- [THE INPUT]
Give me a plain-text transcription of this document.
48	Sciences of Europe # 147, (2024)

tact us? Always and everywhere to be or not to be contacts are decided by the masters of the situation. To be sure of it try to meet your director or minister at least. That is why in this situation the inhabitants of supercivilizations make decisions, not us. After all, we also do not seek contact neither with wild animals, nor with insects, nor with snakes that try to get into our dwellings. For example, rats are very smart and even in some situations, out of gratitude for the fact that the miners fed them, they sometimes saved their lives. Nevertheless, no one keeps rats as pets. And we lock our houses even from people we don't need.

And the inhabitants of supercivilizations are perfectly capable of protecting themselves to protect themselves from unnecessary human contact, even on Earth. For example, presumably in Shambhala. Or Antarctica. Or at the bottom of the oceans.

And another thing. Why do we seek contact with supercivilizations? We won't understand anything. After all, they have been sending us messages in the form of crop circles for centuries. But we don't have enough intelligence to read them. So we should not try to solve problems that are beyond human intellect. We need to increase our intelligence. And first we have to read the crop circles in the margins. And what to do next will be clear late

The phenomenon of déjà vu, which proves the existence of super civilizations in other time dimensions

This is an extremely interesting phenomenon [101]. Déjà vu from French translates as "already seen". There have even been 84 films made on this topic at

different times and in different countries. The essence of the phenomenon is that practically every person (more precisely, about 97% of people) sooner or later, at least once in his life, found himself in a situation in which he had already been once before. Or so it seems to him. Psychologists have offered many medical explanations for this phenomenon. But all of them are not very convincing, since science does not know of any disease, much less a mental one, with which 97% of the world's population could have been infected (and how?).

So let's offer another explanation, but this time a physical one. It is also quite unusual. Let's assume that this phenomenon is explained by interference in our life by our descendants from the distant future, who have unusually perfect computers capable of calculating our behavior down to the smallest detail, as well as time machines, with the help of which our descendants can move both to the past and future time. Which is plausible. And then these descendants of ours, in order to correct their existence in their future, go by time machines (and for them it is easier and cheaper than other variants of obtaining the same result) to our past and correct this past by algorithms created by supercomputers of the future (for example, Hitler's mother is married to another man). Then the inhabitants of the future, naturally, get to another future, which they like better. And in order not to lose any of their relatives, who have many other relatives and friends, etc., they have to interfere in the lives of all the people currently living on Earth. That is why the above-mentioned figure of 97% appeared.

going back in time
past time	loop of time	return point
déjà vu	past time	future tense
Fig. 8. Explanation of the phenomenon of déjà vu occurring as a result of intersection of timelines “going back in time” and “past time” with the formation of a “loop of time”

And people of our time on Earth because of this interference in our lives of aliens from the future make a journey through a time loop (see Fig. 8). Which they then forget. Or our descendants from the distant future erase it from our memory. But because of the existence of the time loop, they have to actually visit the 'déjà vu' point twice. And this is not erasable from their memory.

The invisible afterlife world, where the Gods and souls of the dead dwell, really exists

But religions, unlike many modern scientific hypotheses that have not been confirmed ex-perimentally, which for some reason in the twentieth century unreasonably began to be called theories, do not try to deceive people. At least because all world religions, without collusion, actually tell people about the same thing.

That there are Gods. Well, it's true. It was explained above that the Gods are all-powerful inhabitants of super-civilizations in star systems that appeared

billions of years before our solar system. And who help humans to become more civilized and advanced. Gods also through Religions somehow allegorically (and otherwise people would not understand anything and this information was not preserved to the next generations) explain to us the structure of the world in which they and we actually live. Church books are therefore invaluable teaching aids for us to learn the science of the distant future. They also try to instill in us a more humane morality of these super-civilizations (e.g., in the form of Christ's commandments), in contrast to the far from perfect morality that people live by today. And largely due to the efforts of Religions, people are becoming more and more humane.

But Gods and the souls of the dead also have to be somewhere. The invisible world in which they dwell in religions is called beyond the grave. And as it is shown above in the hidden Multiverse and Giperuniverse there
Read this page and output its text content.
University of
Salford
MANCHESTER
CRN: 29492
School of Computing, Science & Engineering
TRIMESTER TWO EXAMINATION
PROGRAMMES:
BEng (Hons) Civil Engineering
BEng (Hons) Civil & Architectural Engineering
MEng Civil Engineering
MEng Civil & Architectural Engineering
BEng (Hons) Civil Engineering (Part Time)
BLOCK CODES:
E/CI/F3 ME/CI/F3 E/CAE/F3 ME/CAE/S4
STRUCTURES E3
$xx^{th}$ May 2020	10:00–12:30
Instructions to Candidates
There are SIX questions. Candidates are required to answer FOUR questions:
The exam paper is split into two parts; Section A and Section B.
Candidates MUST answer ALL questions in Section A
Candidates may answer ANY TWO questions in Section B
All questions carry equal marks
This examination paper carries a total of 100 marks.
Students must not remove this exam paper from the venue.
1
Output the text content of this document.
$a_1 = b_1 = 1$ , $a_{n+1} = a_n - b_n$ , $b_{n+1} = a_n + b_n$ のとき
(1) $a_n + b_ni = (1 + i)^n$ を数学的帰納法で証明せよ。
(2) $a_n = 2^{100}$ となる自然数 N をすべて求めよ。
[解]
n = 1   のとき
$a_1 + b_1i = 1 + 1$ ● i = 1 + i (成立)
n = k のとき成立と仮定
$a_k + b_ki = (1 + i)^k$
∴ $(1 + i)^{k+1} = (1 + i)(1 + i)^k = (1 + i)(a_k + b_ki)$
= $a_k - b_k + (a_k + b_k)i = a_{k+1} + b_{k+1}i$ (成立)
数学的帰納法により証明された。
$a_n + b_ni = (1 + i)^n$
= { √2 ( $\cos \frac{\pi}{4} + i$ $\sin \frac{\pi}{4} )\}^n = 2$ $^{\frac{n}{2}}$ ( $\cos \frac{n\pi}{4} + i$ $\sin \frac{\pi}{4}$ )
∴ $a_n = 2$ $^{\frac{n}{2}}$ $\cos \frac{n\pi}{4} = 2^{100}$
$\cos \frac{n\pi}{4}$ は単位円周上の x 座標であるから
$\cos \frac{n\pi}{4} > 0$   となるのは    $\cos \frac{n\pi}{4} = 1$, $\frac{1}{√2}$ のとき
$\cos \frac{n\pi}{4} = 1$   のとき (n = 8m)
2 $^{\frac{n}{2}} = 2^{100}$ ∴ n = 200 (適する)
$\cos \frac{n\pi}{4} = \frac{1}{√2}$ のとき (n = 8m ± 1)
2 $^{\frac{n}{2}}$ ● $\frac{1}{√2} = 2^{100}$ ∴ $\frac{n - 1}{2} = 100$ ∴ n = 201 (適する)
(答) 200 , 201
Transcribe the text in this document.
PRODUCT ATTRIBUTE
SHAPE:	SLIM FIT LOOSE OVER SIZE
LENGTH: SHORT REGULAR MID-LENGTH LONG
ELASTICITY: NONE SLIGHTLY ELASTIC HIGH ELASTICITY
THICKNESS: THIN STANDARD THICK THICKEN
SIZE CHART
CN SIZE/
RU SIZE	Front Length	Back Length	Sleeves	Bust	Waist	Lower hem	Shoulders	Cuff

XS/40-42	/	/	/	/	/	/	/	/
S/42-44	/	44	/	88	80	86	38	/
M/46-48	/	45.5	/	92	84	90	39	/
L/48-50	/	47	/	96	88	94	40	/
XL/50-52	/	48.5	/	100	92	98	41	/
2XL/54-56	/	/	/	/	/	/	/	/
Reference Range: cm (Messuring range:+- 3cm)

- [WHAT THE TASK REQUIRES] Copy every record above exactly as it appears.

- [TASK ANSWER]
Give me a plain-text transcription of this document.
48	Sciences of Europe # 147, (2024)

tact us? Always and everywhere to be or not to be contacts are decided by the masters of the situation. To be sure of it try to meet your director or minister at least. That is why in this situation the inhabitants of supercivilizations make decisions, not us. After all, we also do not seek contact neither with wild animals, nor with insects, nor with snakes that try to get into our dwellings. For example, rats are very smart and even in some situations, out of gratitude for the fact that the miners fed them, they sometimes saved their lives. Nevertheless, no one keeps rats as pets. And we lock our houses even from people we don't need.

And the inhabitants of supercivilizations are perfectly capable of protecting themselves to protect themselves from unnecessary human contact, even on Earth. For example, presumably in Shambhala. Or Antarctica. Or at the bottom of the oceans.

And another thing. Why do we seek contact with supercivilizations? We won't understand anything. After all, they have been sending us messages in the form of crop circles for centuries. But we don't have enough intelligence to read them. So we should not try to solve problems that are beyond human intellect. We need to increase our intelligence. And first we have to read the crop circles in the margins. And what to do next will be clear late

The phenomenon of déjà vu, which proves the existence of super civilizations in other time dimensions

This is an extremely interesting phenomenon [101]. Déjà vu from French translates as "already seen". There have even been 84 films made on this topic at

different times and in different countries. The essence of the phenomenon is that practically every person (more precisely, about 97% of people) sooner or later, at least once in his life, found himself in a situation in which he had already been once before. Or so it seems to him. Psychologists have offered many medical explanations for this phenomenon. But all of them are not very convincing, since science does not know of any disease, much less a mental one, with which 97% of the world's population could have been infected (and how?).

So let's offer another explanation, but this time a physical one. It is also quite unusual. Let's assume that this phenomenon is explained by interference in our life by our descendants from the distant future, who have unusually perfect computers capable of calculating our behavior down to the smallest detail, as well as time machines, with the help of which our descendants can move both to the past and future time. Which is plausible. And then these descendants of ours, in order to correct their existence in their future, go by time machines (and for them it is easier and cheaper than other variants of obtaining the same result) to our past and correct this past by algorithms created by supercomputers of the future (for example, Hitler's mother is married to another man). Then the inhabitants of the future, naturally, get to another future, which they like better. And in order not to lose any of their relatives, who have many other relatives and friends, etc., they have to interfere in the lives of all the people currently living on Earth. That is why the above-mentioned figure of 97% appeared.

going back in time
past time	loop of time	return point
déjà vu	past time	future tense
Fig. 8. Explanation of the phenomenon of déjà vu occurring as a result of intersection of timelines “going back in time” and “past time” with the formation of a “loop of time”

And people of our time on Earth because of this interference in our lives of aliens from the future make a journey through a time loop (see Fig. 8). Which they then forget. Or our descendants from the distant future erase it from our memory. But because of the existence of the time loop, they have to actually visit the 'déjà vu' point twice. And this is not erasable from their memory.

The invisible afterlife world, where the Gods and souls of the dead dwell, really exists

But religions, unlike many modern scientific hypotheses that have not been confirmed ex-perimentally, which for some reason in the twentieth century unreasonably began to be called theories, do not try to deceive people. At least because all world religions, without collusion, actually tell people about the same thing.

That there are Gods. Well, it's true. It was explained above that the Gods are all-powerful inhabitants of super-civilizations in star systems that appeared

billions of years before our solar system. And who help humans to become more civilized and advanced. Gods also through Religions somehow allegorically (and otherwise people would not understand anything and this information was not preserved to the next generations) explain to us the structure of the world in which they and we actually live. Church books are therefore invaluable teaching aids for us to learn the science of the distant future. They also try to instill in us a more humane morality of these super-civilizations (e.g., in the form of Christ's commandments), in contrast to the far from perfect morality that people live by today. And largely due to the efforts of Religions, people are becoming more and more humane.

But Gods and the souls of the dead also have to be somewhere. The invisible world in which they dwell in religions is called beyond the grave. And as it is shown above in the hidden Multiverse and Giperuniverse there
Read this page and output its text content.
University of
Salford
MANCHESTER
CRN: 29492
School of Computing, Science & Engineering
TRIMESTER TWO EXAMINATION
PROGRAMMES:
BEng (Hons) Civil Engineering
BEng (Hons) Civil & Architectural Engineering
MEng Civil Engineering
MEng Civil & Architectural Engineering
BEng (Hons) Civil Engineering (Part Time)
BLOCK CODES:
E/CI/F3 ME/CI/F3 E/CAE/F3 ME/CAE/S4
STRUCTURES E3
$xx^{th}$ May 2020	10:00–12:30
Instructions to Candidates
There are SIX questions. Candidates are required to answer FOUR questions:
The exam paper is split into two parts; Section A and Section B.
Candidates MUST answer ALL questions in Section A
Candidates may answer ANY TWO questions in Section B
All questions carry equal marks
This examination paper carries a total of 100 marks.
Students must not remove this exam paper from the venue.
1
Output the text content of this document.
$a_1 = b_1 = 1$ , $a_{n+1} = a_n - b_n$ , $b_{n+1} = a_n + b_n$ のとき
(1) $a_n + b_ni = (1 + i)^n$ を数学的帰納法で証明せよ。
(2) $a_n = 2^{100}$ となる自然数 N をすべて求めよ。
[解]
n = 1   のとき
$a_1 + b_1i = 1 + 1$ ● i = 1 + i (成立)
n = k のとき成立と仮定
$a_k + b_ki = (1 + i)^k$
∴ $(1 + i)^{k+1} = (1 + i)(1 + i)^k = (1 + i)(a_k + b_ki)$
= $a_k - b_k + (a_k + b_k)i = a_{k+1} + b_{k+1}i$ (成立)
数学的帰納法により証明された。
$a_n + b_ni = (1 + i)^n$
= { √2 ( $\cos \frac{\pi}{4} + i$ $\sin \frac{\pi}{4} )\}^n = 2$ $^{\frac{n}{2}}$ ( $\cos \frac{n\pi}{4} + i$ $\sin \frac{\pi}{4}$ )
∴ $a_n = 2$ $^{\frac{n}{2}}$ $\cos \frac{n\pi}{4} = 2^{100}$
$\cos \frac{n\pi}{4}$ は単位円周上の x 座標であるから
$\cos \frac{n\pi}{4} > 0$   となるのは    $\cos \frac{n\pi}{4} = 1$, $\frac{1}{√2}$ のとき
$\cos \frac{n\pi}{4} = 1$   のとき (n = 8m)
2 $^{\frac{n}{2}} = 2^{100}$ ∴ n = 200 (適する)
$\cos \frac{n\pi}{4} = \frac{1}{√2}$ のとき (n = 8m ± 1)
2 $^{\frac{n}{2}}$ ● $\frac{1}{√2} = 2^{100}$ ∴ $\frac{n - 1}{2} = 100$ ∴ n = 201 (適する)
(答) 200 , 201
Transcribe the text in this document.
PRODUCT ATTRIBUTE
SHAPE:	SLIM FIT LOOSE OVER SIZE
LENGTH: SHORT REGULAR MID-LENGTH LONG
ELASTICITY: NONE SLIGHTLY ELASTIC HIGH ELASTICITY
THICKNESS: THIN STANDARD THICK THICKEN
SIZE CHART
CN SIZE/
RU SIZE	Front Length	Back Length	Sleeves	Bust	Waist	Lower hem	Shoulders	Cuff

XS/40-42	/	/	/	/	/	/	/	/
S/42-44	/	44	/	88	80	86	38	/
M/46-48	/	45.5	/	92	84	90	39	/
L/48-50	/	47	/	96	88	94	40	/
XL/50-52	/	48.5	/	100	92	98	41	/
2XL/54-56	/	/	/	/	/	/	/	/
Reference Range: cm (Messuring range:+- 3cm)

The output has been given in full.